■ Extracts from a graphics dataset ■

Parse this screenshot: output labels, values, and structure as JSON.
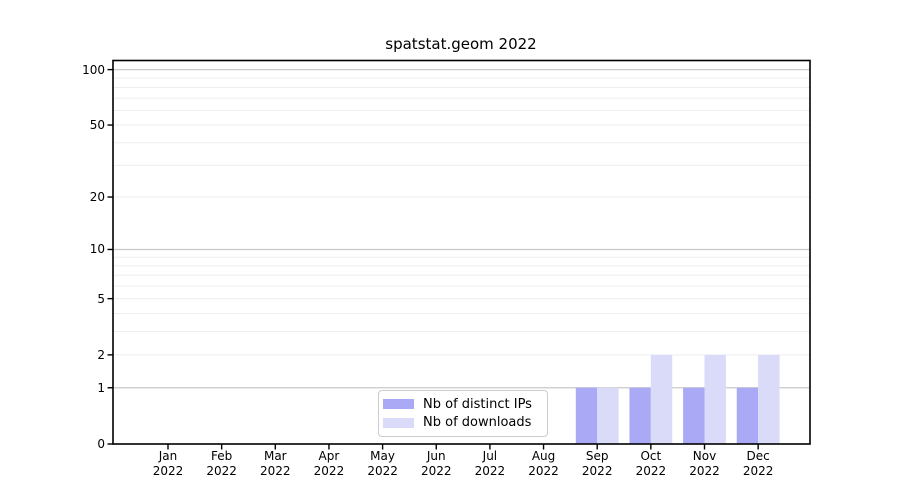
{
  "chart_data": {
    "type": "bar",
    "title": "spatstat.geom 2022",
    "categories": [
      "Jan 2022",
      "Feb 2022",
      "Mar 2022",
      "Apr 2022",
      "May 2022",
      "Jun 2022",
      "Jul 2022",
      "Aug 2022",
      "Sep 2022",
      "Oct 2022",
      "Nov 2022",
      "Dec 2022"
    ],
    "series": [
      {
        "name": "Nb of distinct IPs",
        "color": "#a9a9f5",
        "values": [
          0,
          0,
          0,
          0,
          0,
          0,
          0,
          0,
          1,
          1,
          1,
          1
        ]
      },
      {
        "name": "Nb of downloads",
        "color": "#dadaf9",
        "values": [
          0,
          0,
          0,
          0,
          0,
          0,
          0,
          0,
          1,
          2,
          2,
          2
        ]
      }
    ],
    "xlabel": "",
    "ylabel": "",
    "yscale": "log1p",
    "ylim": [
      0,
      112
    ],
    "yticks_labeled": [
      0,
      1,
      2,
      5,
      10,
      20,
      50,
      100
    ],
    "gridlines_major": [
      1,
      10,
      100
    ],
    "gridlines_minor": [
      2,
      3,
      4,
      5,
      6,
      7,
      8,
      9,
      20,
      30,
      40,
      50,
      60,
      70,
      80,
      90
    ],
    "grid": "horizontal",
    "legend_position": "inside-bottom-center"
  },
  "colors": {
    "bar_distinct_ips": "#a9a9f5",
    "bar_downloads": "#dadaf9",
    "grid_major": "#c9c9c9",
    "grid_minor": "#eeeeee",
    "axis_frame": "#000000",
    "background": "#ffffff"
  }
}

■ WHAT TO WORK ON ■
Go back to the records above and write them out exactly, without the pictures.

■ RESULT OF THE TASK ■
Parse this screenshot: output labels, values, and structure as JSON.
{
  "chart_data": {
    "type": "bar",
    "title": "spatstat.geom 2022",
    "categories": [
      "Jan 2022",
      "Feb 2022",
      "Mar 2022",
      "Apr 2022",
      "May 2022",
      "Jun 2022",
      "Jul 2022",
      "Aug 2022",
      "Sep 2022",
      "Oct 2022",
      "Nov 2022",
      "Dec 2022"
    ],
    "series": [
      {
        "name": "Nb of distinct IPs",
        "color": "#a9a9f5",
        "values": [
          0,
          0,
          0,
          0,
          0,
          0,
          0,
          0,
          1,
          1,
          1,
          1
        ]
      },
      {
        "name": "Nb of downloads",
        "color": "#dadaf9",
        "values": [
          0,
          0,
          0,
          0,
          0,
          0,
          0,
          0,
          1,
          2,
          2,
          2
        ]
      }
    ],
    "xlabel": "",
    "ylabel": "",
    "yscale": "log1p",
    "ylim": [
      0,
      112
    ],
    "yticks_labeled": [
      0,
      1,
      2,
      5,
      10,
      20,
      50,
      100
    ],
    "gridlines_major": [
      1,
      10,
      100
    ],
    "gridlines_minor": [
      2,
      3,
      4,
      5,
      6,
      7,
      8,
      9,
      20,
      30,
      40,
      50,
      60,
      70,
      80,
      90
    ],
    "grid": "horizontal",
    "legend_position": "inside-bottom-center"
  },
  "colors": {
    "bar_distinct_ips": "#a9a9f5",
    "bar_downloads": "#dadaf9",
    "grid_major": "#c9c9c9",
    "grid_minor": "#eeeeee",
    "axis_frame": "#000000",
    "background": "#ffffff"
  }
}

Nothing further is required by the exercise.